---- Pasaje
Los bergmanianos, sea por Igmar o por Ingrid, recordarán aquella escena de Sonata de otoño en la que el personaje de esta última explica a su hija, a quien lleva siete años sin ver, cómo era Chopin, cómo era su música y, sobre todo, cómo debía ser interpretada. Me parece bastante evidente que el director no sólo pretende explicar quién era Chopin mediante la lección magistral que da la madre a la hija. Cuando la madre dice que Chopin era “emocional” pero no “sensiblero”, que no había que confundir el sentimiento con el sentimentalismo, que era orgulloso y apasionado, etc, está, en realidad, hablando de sí misma, justificando su actitud derivada de su total entrega al arte musical, un amor más grande y mejor, para ella, que el amor y la entrega familiar de la hija. Cuando la madre pliega el atril, porque ni siquiera necesita ver la partitura, se hace patente la humillación a la que, en forma de gratuita lección, está siendo sometida la hija, a quien considera carente de las cualidades y el temperamento necesarios para siquiera soñar con poder interpretar correctamente un preludio de Chopin. Recordemos que Adorno se servía de la ambivalencia de la palabra “interpretar”, que al parecer también se da en el alemán, para expresar que solo el músico es capaz, mediante el estudio y ejecución de la obra, de captar su sentido.
Por supuesto, y teniendo en cuenta esta posibilidad, no nos aventuraremos en la recopilación y exposición de las ideas musicales de Chopin. Creo que Chopin es verdaderamente de los músicos más complejos y que más cuesta entender, como también creo que su música siempre agrada y conmueve a nuestro oído y a nuestra mente, aunque seamos más o menos legos. De lo extremadamente simple y conmovedor puede pasar a la más compleja y virtuosa musicalidad, que apenas se percibe ya como música y hace más pensar en una especie de estado mental casi místico.
Se podría pensar que en realidad no sacrifica lo que la música expresa o puede expresar en términos extramusicales- los temas ocultos –en beneficio o por respeto a un concepto musical estrictamente clásico- ni a la inversa- y, por tanto, se podría pensar que halla la ecuación perfecta, quizá como las últimas sonatas para piano de Beethoven, entre clasicismo y romanticismo, si bien es cierto que se le suelen atribuir sin más la mayor parte de los gestos y modos estrictamente románticos, hecha la excepción del programatismo estilo Listz. Afirmación ésta discutida y discutible, pues, al parecer, existe programatismo en su música en forma de temas ocultos, no necesariamente temas literarios externos a él, sino programa más abstracto y emocional. Recomendamos el podcast de 30 de noviembre de 2009 dedicado a la Sonata número 2 del imprescindible programa de Radio Clásica El diván y la cábala en el que se muestran algunos ejemplos de estas claves junto con una maravillosa aproximación al personaje.
--------
---- Datos proporcionados
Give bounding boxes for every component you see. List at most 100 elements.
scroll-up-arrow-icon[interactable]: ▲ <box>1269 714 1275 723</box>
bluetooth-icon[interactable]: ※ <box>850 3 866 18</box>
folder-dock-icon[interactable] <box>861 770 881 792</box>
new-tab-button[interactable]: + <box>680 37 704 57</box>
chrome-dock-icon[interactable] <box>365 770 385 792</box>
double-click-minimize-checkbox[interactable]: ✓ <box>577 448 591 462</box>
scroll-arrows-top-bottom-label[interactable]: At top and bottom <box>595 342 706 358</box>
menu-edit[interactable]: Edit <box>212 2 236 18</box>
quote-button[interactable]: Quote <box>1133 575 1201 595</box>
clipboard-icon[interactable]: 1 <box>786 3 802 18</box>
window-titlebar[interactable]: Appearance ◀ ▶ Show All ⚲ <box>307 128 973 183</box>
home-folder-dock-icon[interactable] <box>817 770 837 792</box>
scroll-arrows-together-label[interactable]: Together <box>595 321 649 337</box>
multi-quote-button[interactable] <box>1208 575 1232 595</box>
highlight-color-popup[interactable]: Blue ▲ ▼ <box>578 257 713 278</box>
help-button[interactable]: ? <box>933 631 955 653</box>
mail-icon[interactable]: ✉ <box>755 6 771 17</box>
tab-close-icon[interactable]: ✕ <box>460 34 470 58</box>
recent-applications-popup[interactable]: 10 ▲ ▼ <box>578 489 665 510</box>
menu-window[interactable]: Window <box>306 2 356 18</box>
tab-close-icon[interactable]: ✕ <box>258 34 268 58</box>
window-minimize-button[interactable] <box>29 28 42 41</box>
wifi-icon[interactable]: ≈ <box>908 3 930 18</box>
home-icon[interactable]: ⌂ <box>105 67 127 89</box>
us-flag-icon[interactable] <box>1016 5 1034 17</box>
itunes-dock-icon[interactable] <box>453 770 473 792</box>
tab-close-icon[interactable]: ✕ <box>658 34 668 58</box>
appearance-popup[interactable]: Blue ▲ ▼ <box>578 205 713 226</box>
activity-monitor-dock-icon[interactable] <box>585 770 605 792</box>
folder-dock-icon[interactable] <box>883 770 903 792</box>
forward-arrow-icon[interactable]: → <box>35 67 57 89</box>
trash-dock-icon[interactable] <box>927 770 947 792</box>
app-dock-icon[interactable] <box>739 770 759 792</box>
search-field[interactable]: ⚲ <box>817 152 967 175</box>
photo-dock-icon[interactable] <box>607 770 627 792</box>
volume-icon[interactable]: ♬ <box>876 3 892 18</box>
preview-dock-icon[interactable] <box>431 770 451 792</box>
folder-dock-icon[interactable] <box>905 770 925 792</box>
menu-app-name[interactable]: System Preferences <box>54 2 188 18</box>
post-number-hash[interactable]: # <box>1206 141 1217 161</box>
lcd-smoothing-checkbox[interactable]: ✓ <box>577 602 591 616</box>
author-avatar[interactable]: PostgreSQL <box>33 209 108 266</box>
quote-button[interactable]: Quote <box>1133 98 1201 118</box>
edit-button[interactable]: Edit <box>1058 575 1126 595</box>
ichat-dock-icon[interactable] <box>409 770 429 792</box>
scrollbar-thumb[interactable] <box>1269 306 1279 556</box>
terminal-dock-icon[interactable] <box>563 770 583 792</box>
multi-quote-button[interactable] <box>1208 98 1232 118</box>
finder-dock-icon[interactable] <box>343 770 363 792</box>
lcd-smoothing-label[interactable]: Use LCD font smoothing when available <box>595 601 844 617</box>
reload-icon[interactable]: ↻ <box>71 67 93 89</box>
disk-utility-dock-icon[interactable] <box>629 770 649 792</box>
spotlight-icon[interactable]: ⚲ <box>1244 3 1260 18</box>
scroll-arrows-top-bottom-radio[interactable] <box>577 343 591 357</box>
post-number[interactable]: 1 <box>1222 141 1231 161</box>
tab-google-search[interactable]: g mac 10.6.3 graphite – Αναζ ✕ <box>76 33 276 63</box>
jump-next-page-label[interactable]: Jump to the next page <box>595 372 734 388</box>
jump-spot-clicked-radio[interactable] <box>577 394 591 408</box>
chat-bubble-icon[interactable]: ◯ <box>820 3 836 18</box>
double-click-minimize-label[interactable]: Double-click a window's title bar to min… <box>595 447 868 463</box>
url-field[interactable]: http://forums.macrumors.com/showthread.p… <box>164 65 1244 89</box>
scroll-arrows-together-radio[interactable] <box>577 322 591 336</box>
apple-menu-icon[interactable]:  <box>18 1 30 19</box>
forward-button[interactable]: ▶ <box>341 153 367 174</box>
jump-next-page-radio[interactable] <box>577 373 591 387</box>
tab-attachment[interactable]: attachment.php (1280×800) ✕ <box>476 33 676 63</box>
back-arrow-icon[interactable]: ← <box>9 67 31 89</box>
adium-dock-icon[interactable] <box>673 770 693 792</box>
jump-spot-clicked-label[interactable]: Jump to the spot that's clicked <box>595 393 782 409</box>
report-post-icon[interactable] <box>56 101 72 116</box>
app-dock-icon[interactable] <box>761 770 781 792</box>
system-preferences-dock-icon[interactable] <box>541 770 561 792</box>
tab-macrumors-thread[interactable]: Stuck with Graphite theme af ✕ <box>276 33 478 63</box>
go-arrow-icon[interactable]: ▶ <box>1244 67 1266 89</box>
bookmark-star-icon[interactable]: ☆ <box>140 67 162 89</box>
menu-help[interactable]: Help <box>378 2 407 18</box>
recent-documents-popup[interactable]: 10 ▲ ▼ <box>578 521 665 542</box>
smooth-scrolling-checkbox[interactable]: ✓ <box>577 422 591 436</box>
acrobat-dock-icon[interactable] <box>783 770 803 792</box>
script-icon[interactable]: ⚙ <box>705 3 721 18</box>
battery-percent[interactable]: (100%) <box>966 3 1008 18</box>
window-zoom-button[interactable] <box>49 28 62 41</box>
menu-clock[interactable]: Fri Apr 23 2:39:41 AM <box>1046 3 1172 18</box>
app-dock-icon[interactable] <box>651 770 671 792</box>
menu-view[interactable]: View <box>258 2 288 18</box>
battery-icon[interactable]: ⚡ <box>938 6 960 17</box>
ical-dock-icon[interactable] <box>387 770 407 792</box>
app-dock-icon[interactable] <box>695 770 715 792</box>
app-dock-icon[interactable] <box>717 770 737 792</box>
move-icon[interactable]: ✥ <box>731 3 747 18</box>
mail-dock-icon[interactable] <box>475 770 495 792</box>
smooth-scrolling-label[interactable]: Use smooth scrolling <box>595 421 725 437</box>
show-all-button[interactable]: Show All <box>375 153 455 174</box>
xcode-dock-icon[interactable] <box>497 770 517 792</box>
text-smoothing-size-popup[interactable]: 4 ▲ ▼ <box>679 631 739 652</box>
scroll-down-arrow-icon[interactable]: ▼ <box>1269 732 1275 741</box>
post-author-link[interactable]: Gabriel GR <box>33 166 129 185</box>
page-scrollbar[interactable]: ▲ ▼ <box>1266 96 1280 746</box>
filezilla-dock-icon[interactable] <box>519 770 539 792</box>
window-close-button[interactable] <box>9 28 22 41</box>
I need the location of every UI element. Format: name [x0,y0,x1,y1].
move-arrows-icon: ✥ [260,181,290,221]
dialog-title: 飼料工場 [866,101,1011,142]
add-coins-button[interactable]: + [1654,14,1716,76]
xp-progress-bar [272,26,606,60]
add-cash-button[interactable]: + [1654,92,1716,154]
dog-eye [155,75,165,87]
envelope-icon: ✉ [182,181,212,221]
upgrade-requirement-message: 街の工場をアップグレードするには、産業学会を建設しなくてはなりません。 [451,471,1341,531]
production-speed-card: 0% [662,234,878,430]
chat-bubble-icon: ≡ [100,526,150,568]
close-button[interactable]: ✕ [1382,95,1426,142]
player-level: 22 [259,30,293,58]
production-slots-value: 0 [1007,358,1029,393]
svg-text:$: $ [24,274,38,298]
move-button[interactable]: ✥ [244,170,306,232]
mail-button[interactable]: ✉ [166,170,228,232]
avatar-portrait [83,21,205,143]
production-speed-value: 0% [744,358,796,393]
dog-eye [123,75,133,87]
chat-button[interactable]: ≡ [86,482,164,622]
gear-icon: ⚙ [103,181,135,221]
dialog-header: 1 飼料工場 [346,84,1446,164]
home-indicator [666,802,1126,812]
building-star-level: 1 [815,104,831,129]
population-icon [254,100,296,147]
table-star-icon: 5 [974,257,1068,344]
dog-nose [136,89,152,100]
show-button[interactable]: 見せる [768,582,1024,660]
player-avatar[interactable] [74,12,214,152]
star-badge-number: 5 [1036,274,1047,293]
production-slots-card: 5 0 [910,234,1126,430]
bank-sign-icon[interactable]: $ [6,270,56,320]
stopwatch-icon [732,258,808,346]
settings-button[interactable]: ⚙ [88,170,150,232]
--------
> **Sobre el ejercicio**:
Según el pasaje, ¿qué gesto de la madre en la escena de Sonata de otoño indica que ni siquiera necesita ver la partitura?

> **Respuesta del ejercicio**:
Pliega el atril.